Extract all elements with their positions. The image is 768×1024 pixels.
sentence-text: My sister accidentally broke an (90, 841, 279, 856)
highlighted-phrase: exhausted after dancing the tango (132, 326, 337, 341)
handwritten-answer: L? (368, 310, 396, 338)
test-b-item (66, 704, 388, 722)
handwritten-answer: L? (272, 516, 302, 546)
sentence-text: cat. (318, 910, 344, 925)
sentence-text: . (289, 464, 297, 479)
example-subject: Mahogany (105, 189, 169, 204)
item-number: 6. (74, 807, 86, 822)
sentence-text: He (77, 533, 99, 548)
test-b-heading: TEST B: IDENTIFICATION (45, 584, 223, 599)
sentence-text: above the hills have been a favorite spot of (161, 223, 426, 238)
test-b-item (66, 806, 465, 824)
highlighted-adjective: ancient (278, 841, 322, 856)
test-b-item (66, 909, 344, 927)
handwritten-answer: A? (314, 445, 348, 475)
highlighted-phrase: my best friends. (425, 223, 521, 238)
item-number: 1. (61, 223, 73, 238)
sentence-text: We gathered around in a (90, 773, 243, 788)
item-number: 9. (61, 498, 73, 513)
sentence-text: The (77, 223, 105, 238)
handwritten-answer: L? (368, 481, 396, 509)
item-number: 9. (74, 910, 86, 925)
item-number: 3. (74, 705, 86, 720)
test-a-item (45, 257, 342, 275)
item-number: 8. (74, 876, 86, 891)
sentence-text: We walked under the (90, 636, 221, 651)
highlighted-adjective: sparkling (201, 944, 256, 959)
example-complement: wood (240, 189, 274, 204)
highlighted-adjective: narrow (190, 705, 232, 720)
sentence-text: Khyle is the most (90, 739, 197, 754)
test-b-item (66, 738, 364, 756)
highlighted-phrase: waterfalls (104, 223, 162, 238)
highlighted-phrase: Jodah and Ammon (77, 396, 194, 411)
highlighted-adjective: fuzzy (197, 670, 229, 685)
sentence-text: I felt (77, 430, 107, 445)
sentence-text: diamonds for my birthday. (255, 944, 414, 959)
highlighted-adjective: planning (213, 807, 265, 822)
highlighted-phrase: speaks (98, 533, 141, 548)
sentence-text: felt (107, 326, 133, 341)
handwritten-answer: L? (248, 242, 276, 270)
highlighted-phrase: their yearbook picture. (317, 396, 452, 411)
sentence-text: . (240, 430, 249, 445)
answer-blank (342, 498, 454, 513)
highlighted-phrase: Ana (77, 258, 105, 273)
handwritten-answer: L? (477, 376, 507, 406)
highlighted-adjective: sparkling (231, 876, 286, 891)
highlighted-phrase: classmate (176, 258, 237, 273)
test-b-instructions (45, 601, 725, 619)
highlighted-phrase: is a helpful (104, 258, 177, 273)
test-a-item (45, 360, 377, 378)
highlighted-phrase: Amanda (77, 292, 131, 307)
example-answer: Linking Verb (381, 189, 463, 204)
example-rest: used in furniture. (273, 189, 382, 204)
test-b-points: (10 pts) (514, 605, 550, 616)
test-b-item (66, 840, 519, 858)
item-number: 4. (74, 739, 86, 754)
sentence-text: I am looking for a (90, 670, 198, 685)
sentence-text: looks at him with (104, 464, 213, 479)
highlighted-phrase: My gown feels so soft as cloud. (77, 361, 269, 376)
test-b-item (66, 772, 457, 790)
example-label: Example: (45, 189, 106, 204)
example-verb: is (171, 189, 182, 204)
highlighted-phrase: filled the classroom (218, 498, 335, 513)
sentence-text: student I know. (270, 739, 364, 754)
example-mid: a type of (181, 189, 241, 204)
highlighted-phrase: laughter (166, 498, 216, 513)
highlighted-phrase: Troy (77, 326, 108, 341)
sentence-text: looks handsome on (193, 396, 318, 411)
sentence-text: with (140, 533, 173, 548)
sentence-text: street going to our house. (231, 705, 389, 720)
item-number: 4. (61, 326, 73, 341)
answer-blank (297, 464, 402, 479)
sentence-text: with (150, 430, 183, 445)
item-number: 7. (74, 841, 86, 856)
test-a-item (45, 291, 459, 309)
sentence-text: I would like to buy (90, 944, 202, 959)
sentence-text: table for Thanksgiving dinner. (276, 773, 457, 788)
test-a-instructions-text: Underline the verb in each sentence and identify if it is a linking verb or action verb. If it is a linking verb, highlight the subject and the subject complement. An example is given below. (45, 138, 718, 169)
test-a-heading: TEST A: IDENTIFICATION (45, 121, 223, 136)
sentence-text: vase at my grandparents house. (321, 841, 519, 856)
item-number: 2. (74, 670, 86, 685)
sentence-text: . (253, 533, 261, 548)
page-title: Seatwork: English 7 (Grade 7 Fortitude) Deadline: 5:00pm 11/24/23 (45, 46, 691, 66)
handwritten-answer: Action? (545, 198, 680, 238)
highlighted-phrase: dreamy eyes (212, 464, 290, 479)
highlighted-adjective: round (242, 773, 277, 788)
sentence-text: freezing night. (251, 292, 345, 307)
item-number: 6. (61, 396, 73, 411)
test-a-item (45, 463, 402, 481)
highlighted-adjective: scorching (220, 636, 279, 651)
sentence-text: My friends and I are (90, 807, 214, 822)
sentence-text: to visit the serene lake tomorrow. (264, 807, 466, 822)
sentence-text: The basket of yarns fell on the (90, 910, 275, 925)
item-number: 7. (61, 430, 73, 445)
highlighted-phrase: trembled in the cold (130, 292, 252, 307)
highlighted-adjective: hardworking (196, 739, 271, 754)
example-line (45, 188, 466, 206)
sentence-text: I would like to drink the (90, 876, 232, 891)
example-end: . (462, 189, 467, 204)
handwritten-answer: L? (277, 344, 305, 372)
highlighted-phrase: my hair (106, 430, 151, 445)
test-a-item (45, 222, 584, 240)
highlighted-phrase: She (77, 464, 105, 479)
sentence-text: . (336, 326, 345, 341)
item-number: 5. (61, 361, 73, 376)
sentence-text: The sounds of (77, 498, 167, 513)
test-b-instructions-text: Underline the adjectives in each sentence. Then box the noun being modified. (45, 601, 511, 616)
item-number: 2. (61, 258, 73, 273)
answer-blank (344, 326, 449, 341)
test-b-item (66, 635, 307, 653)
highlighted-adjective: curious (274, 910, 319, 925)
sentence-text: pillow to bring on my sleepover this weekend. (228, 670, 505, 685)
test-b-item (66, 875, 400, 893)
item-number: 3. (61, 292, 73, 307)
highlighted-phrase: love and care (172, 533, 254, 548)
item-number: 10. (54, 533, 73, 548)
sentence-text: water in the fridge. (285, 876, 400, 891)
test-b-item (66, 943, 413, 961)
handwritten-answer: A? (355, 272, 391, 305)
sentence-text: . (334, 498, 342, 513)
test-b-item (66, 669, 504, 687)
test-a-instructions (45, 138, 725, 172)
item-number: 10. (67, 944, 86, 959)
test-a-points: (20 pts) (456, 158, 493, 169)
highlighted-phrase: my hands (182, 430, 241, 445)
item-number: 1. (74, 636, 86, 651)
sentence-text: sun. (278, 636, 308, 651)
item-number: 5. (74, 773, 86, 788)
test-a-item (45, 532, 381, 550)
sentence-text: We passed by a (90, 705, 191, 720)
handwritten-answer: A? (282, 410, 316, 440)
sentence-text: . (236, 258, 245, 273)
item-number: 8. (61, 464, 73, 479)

=-=-=

» YOUR OBJECTIVE:
Locate each line in the listing above that contains the string "house", and copy those lines out in full. Treat uppercase and lowercase as different.

» SOLUTION TO THIS PROBLEM:
sentence-text: street going to our house. (231, 705, 389, 720)
sentence-text: vase at my grandparents house. (321, 841, 519, 856)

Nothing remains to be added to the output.